>> START
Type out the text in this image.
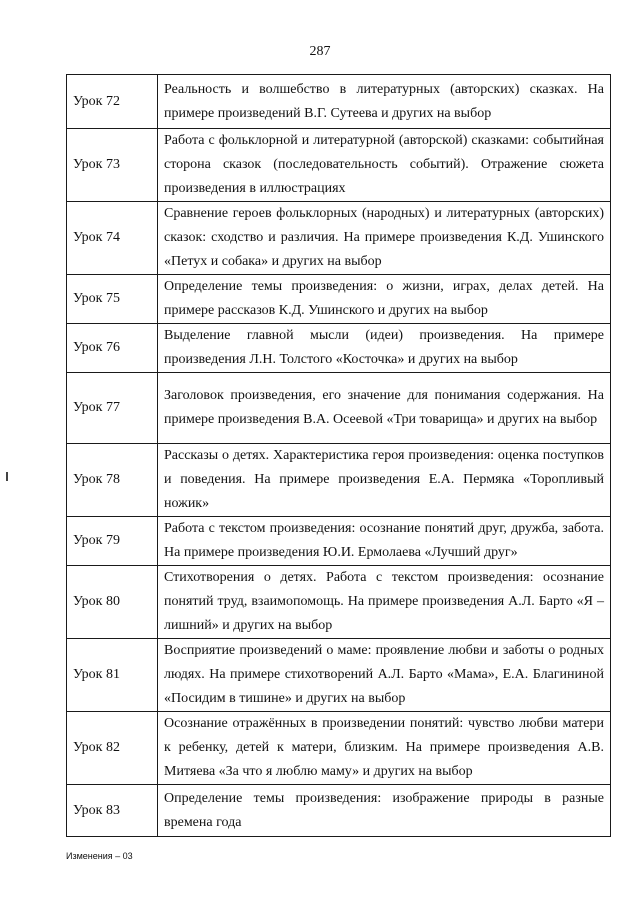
287
Урок 72	Реальность и волшебство в литературных (авторских) сказках. На примере произведений В.Г. Сутеева и других на выбор
Урок 73	Работа с фольклорной и литературной (авторской) сказками: событийная сторона сказок (последовательность событий). Отражение сюжета произведения в иллюстрациях
Урок 74	Сравнение героев фольклорных (народных) и литературных (авторских) сказок: сходство и различия. На примере произведения К.Д. Ушинского «Петух и собака» и других на выбор
Урок 75	Определение темы произведения: о жизни, играх, делах детей. На примере рассказов К.Д. Ушинского и других на выбор
Урок 76	Выделение главной мысли (идеи) произведения. На примере произведения Л.Н. Толстого «Косточка» и других на выбор
Урок 77	Заголовок произведения, его значение для понимания содержания. На примере произведения В.А. Осеевой «Три товарища» и других на выбор
Урок 78	Рассказы о детях. Характеристика героя произведения: оценка поступков и поведения. На примере произведения Е.А. Пермяка «Торопливый ножик»
Урок 79	Работа с текстом произведения: осознание понятий друг, дружба, забота. На примере произведения Ю.И. Ермолаева «Лучший друг»
Урок 80	Стихотворения о детях. Работа с текстом произведения: осознание понятий труд, взаимопомощь. На примере произведения А.Л. Барто «Я – лишний» и других на выбор
Урок 81	Восприятие произведений о маме: проявление любви и заботы о родных людях. На примере стихотворений А.Л. Барто «Мама», Е.А. Благининой «Посидим в тишине» и других на выбор
Урок 82	Осознание отражённых в произведении понятий: чувство любви матери к ребенку, детей к матери, близким. На примере произведения А.В. Митяева «За что я люблю маму» и других на выбор
Урок 83	Определение темы произведения: изображение природы в разные времена года
Изменения – 03
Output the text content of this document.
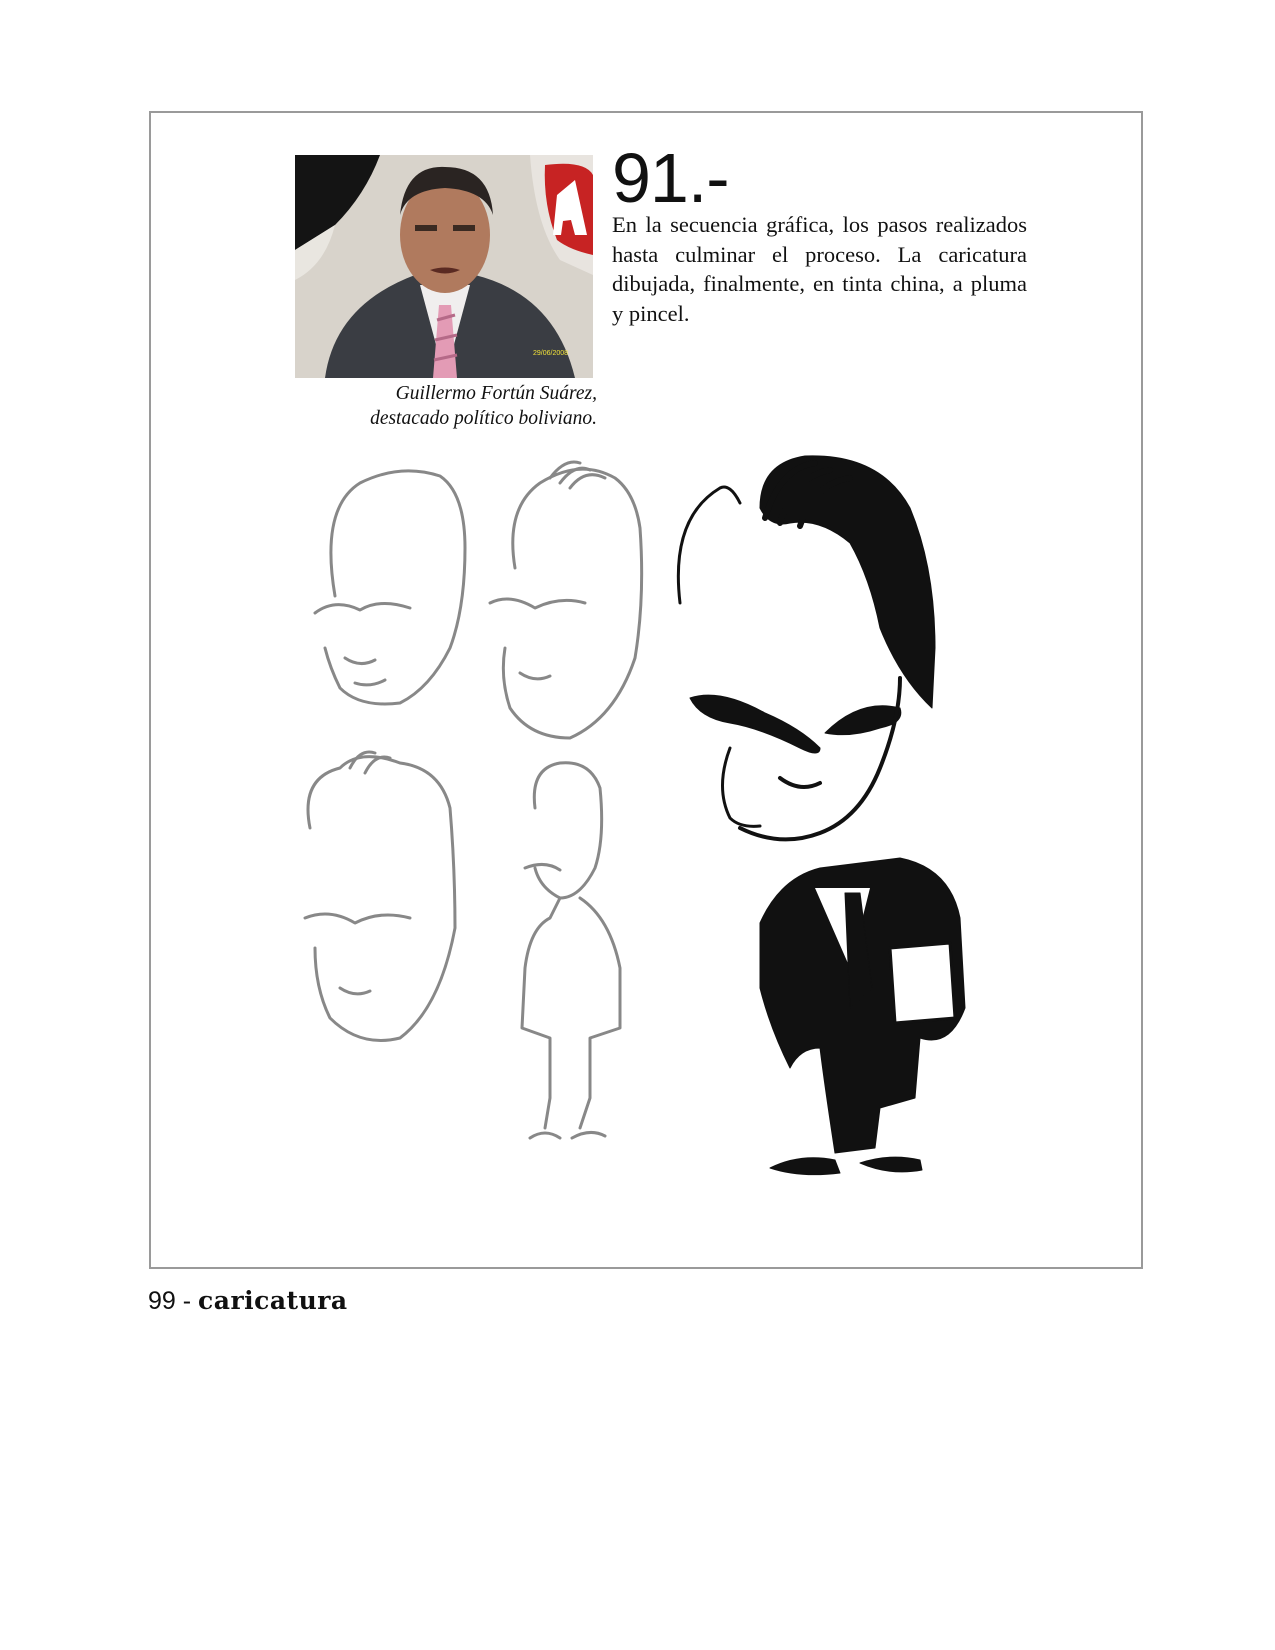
29/06/2008
Guillermo Fortún Suárez,
destacado político boliviano.
91.-
En la secuencia gráfica, los pasos realizados hasta culminar el proceso. La caricatura dibujada, finalmente, en tinta china, a pluma y pincel.
99 - caricatura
>> END
=== PROBLEM TO SOLVE ===
All of the lines above should be printed exactly, minus the pictures.

=== SOLUTION FOR THIS PROBLEM ===
Type out the text in this image.
287
Урок 72	Реальность и волшебство в литературных (авторских) сказках. На примере произведений В.Г. Сутеева и других на выбор
Урок 73	Работа с фольклорной и литературной (авторской) сказками: событийная сторона сказок (последовательность событий). Отражение сюжета произведения в иллюстрациях
Урок 74	Сравнение героев фольклорных (народных) и литературных (авторских) сказок: сходство и различия. На примере произведения К.Д. Ушинского «Петух и собака» и других на выбор
Урок 75	Определение темы произведения: о жизни, играх, делах детей. На примере рассказов К.Д. Ушинского и других на выбор
Урок 76	Выделение главной мысли (идеи) произведения. На примере произведения Л.Н. Толстого «Косточка» и других на выбор
Урок 77	Заголовок произведения, его значение для понимания содержания. На примере произведения В.А. Осеевой «Три товарища» и других на выбор
Урок 78	Рассказы о детях. Характеристика героя произведения: оценка поступков и поведения. На примере произведения Е.А. Пермяка «Торопливый ножик»
Урок 79	Работа с текстом произведения: осознание понятий друг, дружба, забота. На примере произведения Ю.И. Ермолаева «Лучший друг»
Урок 80	Стихотворения о детях. Работа с текстом произведения: осознание понятий труд, взаимопомощь. На примере произведения А.Л. Барто «Я – лишний» и других на выбор
Урок 81	Восприятие произведений о маме: проявление любви и заботы о родных людях. На примере стихотворений А.Л. Барто «Мама», Е.А. Благининой «Посидим в тишине» и других на выбор
Урок 82	Осознание отражённых в произведении понятий: чувство любви матери к ребенку, детей к матери, близким. На примере произведения А.В. Митяева «За что я люблю маму» и других на выбор
Урок 83	Определение темы произведения: изображение природы в разные времена года
Изменения – 03
Output the text content of this document.
29/06/2008
Guillermo Fortún Suárez,
destacado político boliviano.
91.-
En la secuencia gráfica, los pasos realizados hasta culminar el proceso. La caricatura dibujada, finalmente, en tinta china, a pluma y pincel.
99 - caricatura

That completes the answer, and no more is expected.